• _PROVIDED RECORDS_
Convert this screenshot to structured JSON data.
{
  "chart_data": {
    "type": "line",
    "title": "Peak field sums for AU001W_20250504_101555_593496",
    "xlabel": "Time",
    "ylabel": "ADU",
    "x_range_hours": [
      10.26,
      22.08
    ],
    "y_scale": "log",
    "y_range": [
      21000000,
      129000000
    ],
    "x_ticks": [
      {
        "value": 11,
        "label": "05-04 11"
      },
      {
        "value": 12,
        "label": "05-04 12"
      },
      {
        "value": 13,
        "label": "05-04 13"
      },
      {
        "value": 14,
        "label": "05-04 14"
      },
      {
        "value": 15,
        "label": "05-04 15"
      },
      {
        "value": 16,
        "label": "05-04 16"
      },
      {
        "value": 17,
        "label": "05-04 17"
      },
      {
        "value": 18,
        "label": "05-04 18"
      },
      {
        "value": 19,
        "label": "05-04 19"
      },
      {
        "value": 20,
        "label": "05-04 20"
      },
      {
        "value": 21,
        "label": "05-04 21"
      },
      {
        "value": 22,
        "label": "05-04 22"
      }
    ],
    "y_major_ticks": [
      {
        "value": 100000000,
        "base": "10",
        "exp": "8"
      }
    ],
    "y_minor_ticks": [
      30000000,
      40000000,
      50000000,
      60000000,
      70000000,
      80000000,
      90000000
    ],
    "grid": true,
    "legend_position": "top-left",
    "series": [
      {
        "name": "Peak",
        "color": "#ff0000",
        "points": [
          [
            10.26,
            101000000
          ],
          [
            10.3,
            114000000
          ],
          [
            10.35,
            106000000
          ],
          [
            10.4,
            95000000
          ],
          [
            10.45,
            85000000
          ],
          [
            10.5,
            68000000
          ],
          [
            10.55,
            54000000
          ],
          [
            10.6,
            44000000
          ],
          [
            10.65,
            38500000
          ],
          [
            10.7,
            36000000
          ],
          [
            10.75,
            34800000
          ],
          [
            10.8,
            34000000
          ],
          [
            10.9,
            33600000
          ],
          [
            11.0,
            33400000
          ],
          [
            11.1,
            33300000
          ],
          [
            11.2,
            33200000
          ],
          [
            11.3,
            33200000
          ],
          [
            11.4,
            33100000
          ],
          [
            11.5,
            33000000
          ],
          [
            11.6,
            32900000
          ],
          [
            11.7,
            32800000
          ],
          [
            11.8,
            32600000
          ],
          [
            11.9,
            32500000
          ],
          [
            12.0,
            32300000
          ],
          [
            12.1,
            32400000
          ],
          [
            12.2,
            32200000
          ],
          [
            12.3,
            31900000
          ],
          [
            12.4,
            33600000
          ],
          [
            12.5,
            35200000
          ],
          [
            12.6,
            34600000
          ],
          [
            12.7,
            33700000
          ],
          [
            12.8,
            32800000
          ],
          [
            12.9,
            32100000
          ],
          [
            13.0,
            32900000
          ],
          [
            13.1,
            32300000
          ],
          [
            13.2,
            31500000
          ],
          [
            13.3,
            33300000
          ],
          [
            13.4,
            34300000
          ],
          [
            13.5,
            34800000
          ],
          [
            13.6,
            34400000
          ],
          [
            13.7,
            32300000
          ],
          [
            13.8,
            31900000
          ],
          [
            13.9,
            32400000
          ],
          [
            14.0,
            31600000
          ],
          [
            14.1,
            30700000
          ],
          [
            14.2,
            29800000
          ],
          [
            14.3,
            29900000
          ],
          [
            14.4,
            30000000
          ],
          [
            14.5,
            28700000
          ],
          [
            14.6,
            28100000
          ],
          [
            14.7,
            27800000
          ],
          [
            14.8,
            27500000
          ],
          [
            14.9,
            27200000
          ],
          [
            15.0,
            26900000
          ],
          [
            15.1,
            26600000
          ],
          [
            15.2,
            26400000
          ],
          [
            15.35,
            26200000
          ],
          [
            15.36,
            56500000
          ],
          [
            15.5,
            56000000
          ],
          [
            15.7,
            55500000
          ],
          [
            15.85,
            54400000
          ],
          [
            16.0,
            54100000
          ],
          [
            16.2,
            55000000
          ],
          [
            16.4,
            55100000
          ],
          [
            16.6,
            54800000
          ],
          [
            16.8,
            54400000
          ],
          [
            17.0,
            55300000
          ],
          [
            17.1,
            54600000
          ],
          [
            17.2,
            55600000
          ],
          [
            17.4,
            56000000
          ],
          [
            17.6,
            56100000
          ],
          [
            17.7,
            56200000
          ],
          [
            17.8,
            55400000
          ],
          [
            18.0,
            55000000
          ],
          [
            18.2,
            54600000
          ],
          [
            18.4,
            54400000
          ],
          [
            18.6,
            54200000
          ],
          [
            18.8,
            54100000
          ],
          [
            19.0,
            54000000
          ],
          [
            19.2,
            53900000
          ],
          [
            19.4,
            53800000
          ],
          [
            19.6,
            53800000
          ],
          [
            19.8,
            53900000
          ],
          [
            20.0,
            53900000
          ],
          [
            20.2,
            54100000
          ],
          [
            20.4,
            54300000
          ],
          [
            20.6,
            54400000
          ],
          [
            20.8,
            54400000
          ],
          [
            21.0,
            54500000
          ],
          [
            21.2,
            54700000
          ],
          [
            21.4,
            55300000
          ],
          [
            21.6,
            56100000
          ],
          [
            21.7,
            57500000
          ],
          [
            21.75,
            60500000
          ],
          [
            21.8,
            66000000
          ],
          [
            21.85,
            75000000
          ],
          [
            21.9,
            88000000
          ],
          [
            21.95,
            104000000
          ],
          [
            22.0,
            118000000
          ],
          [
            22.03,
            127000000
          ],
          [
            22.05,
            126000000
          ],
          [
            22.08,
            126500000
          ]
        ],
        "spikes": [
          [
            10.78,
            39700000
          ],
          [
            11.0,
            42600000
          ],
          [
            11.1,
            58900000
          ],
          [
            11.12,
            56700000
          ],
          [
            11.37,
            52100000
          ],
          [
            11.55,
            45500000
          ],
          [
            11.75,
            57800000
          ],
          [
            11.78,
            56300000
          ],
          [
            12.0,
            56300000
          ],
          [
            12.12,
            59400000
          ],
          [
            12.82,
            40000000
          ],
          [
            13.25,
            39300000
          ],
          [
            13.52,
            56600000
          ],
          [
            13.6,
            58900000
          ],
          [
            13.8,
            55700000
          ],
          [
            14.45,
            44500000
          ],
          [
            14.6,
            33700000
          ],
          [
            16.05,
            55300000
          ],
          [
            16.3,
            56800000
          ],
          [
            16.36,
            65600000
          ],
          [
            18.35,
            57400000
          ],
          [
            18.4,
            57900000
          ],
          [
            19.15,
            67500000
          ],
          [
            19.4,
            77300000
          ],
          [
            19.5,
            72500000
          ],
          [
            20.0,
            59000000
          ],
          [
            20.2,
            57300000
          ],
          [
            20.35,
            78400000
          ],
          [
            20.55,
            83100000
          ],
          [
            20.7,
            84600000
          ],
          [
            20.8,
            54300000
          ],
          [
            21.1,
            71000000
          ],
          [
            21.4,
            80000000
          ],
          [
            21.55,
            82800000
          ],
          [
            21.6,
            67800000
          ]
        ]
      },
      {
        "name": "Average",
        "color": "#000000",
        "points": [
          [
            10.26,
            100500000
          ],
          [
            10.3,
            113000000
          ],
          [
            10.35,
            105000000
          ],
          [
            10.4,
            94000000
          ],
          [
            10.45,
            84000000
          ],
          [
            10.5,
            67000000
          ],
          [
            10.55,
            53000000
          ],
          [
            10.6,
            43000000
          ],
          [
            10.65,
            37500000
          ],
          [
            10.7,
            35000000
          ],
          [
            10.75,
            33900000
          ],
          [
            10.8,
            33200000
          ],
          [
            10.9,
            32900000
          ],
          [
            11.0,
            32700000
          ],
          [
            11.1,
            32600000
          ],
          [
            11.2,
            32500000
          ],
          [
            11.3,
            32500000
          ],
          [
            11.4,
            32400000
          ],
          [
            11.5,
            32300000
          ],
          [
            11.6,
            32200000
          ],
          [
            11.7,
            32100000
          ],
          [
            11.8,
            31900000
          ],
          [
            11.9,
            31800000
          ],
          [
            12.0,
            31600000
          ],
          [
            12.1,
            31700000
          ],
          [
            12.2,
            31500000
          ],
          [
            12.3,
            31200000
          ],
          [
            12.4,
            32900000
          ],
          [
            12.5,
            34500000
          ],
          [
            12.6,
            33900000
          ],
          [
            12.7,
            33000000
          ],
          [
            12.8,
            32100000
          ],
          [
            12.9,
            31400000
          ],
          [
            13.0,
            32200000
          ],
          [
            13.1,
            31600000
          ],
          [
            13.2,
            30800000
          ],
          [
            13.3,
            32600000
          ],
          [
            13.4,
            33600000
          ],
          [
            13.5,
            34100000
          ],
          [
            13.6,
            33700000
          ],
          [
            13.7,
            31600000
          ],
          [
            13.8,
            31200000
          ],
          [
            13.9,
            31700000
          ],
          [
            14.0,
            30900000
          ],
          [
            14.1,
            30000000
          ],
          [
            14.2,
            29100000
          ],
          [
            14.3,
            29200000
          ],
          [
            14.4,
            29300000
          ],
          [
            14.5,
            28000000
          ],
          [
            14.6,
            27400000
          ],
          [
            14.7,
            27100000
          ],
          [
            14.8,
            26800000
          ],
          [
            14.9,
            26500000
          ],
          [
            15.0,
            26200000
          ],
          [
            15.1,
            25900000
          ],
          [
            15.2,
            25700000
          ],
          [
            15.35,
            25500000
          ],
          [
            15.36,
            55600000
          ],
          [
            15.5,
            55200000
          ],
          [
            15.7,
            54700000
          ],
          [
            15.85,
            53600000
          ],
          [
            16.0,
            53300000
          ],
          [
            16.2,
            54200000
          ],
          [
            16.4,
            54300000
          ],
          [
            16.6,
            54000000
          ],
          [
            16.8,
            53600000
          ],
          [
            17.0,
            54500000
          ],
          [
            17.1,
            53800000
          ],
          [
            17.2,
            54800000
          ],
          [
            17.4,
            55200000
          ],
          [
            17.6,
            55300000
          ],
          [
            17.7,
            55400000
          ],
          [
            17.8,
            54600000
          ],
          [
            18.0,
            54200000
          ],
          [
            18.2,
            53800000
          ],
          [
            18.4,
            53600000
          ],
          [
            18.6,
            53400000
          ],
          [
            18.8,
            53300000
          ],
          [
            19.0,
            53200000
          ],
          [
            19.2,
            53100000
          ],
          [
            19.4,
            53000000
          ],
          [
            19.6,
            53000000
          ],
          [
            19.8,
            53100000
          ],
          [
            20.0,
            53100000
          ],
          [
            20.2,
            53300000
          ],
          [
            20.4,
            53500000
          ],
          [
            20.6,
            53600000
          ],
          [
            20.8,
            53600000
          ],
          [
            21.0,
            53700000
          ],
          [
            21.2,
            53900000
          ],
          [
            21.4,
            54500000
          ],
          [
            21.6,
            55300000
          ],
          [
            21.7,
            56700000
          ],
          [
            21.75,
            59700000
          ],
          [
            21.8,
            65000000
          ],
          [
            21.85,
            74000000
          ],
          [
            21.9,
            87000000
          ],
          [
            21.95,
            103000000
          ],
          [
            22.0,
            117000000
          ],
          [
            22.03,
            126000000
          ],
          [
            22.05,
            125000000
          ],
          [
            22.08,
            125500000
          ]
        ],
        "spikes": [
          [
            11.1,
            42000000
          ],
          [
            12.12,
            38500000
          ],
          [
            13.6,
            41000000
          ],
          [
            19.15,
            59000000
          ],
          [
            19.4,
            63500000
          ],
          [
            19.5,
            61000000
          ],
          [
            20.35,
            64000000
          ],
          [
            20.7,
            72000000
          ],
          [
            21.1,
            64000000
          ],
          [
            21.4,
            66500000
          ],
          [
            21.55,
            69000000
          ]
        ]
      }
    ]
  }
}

• _YOUR TASK_
Going through the entries above line by line, work out how many lines include the word "Peak". Only the number is required.

• _RESPONSE TO THIS EXERCISE_
2